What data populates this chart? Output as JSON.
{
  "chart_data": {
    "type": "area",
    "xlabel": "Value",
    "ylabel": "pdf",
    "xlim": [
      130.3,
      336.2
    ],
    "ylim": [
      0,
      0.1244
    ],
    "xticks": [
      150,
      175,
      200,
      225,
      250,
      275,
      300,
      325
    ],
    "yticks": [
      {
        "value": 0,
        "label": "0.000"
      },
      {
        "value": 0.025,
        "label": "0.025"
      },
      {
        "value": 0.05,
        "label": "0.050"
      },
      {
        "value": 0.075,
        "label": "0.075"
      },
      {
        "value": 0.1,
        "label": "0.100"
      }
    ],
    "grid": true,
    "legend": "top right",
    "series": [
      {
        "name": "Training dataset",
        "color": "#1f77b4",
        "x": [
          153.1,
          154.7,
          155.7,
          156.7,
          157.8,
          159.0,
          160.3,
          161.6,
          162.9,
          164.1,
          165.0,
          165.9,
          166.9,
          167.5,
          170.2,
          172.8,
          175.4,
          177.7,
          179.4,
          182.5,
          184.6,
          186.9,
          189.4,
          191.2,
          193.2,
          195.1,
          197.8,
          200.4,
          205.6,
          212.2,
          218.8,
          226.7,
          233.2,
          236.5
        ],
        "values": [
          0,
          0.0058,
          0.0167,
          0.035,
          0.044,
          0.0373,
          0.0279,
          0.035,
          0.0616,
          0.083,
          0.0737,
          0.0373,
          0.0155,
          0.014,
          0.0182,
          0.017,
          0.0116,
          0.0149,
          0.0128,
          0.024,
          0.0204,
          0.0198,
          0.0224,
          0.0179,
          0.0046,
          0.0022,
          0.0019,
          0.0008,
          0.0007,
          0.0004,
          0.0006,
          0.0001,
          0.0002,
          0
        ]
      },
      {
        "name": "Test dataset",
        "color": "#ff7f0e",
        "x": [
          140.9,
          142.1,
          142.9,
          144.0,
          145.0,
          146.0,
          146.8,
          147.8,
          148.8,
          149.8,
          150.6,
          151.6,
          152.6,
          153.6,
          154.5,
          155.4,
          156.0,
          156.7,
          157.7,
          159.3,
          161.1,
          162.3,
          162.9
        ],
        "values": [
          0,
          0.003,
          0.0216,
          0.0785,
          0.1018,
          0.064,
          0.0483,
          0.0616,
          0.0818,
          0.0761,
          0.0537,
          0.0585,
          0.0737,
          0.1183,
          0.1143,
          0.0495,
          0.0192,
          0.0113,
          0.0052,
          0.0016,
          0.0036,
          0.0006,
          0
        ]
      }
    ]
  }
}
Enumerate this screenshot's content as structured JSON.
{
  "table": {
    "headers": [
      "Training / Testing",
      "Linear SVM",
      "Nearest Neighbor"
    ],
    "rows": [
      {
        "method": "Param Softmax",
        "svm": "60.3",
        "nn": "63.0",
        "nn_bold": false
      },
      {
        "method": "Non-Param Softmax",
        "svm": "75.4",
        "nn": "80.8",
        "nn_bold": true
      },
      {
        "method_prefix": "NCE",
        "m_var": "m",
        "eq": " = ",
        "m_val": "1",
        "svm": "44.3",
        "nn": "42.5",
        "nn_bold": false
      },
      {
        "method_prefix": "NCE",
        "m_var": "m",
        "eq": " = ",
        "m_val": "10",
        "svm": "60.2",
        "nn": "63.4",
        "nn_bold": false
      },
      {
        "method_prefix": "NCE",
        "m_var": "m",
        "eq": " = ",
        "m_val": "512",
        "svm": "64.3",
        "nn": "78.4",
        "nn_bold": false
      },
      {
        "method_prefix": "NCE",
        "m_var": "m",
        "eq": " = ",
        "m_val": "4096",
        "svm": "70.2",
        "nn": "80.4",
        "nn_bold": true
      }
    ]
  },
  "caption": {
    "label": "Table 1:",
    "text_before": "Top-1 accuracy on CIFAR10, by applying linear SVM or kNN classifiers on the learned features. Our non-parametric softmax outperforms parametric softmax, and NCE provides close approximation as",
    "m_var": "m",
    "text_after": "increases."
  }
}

==================================================

* _Given request_:
Please reproduce each record precisely as written.

* _Answer_:
What data populates this chart? Output as JSON.
{
  "chart_data": {
    "type": "area",
    "xlabel": "Value",
    "ylabel": "pdf",
    "xlim": [
      130.3,
      336.2
    ],
    "ylim": [
      0,
      0.1244
    ],
    "xticks": [
      150,
      175,
      200,
      225,
      250,
      275,
      300,
      325
    ],
    "yticks": [
      {
        "value": 0,
        "label": "0.000"
      },
      {
        "value": 0.025,
        "label": "0.025"
      },
      {
        "value": 0.05,
        "label": "0.050"
      },
      {
        "value": 0.075,
        "label": "0.075"
      },
      {
        "value": 0.1,
        "label": "0.100"
      }
    ],
    "grid": true,
    "legend": "top right",
    "series": [
      {
        "name": "Training dataset",
        "color": "#1f77b4",
        "x": [
          153.1,
          154.7,
          155.7,
          156.7,
          157.8,
          159.0,
          160.3,
          161.6,
          162.9,
          164.1,
          165.0,
          165.9,
          166.9,
          167.5,
          170.2,
          172.8,
          175.4,
          177.7,
          179.4,
          182.5,
          184.6,
          186.9,
          189.4,
          191.2,
          193.2,
          195.1,
          197.8,
          200.4,
          205.6,
          212.2,
          218.8,
          226.7,
          233.2,
          236.5
        ],
        "values": [
          0,
          0.0058,
          0.0167,
          0.035,
          0.044,
          0.0373,
          0.0279,
          0.035,
          0.0616,
          0.083,
          0.0737,
          0.0373,
          0.0155,
          0.014,
          0.0182,
          0.017,
          0.0116,
          0.0149,
          0.0128,
          0.024,
          0.0204,
          0.0198,
          0.0224,
          0.0179,
          0.0046,
          0.0022,
          0.0019,
          0.0008,
          0.0007,
          0.0004,
          0.0006,
          0.0001,
          0.0002,
          0
        ]
      },
      {
        "name": "Test dataset",
        "color": "#ff7f0e",
        "x": [
          140.9,
          142.1,
          142.9,
          144.0,
          145.0,
          146.0,
          146.8,
          147.8,
          148.8,
          149.8,
          150.6,
          151.6,
          152.6,
          153.6,
          154.5,
          155.4,
          156.0,
          156.7,
          157.7,
          159.3,
          161.1,
          162.3,
          162.9
        ],
        "values": [
          0,
          0.003,
          0.0216,
          0.0785,
          0.1018,
          0.064,
          0.0483,
          0.0616,
          0.0818,
          0.0761,
          0.0537,
          0.0585,
          0.0737,
          0.1183,
          0.1143,
          0.0495,
          0.0192,
          0.0113,
          0.0052,
          0.0016,
          0.0036,
          0.0006,
          0
        ]
      }
    ]
  }
}
Enumerate this screenshot's content as structured JSON.
{
  "table": {
    "headers": [
      "Training / Testing",
      "Linear SVM",
      "Nearest Neighbor"
    ],
    "rows": [
      {
        "method": "Param Softmax",
        "svm": "60.3",
        "nn": "63.0",
        "nn_bold": false
      },
      {
        "method": "Non-Param Softmax",
        "svm": "75.4",
        "nn": "80.8",
        "nn_bold": true
      },
      {
        "method_prefix": "NCE",
        "m_var": "m",
        "eq": " = ",
        "m_val": "1",
        "svm": "44.3",
        "nn": "42.5",
        "nn_bold": false
      },
      {
        "method_prefix": "NCE",
        "m_var": "m",
        "eq": " = ",
        "m_val": "10",
        "svm": "60.2",
        "nn": "63.4",
        "nn_bold": false
      },
      {
        "method_prefix": "NCE",
        "m_var": "m",
        "eq": " = ",
        "m_val": "512",
        "svm": "64.3",
        "nn": "78.4",
        "nn_bold": false
      },
      {
        "method_prefix": "NCE",
        "m_var": "m",
        "eq": " = ",
        "m_val": "4096",
        "svm": "70.2",
        "nn": "80.4",
        "nn_bold": true
      }
    ]
  },
  "caption": {
    "label": "Table 1:",
    "text_before": "Top-1 accuracy on CIFAR10, by applying linear SVM or kNN classifiers on the learned features. Our non-parametric softmax outperforms parametric softmax, and NCE provides close approximation as",
    "m_var": "m",
    "text_after": "increases."
  }
}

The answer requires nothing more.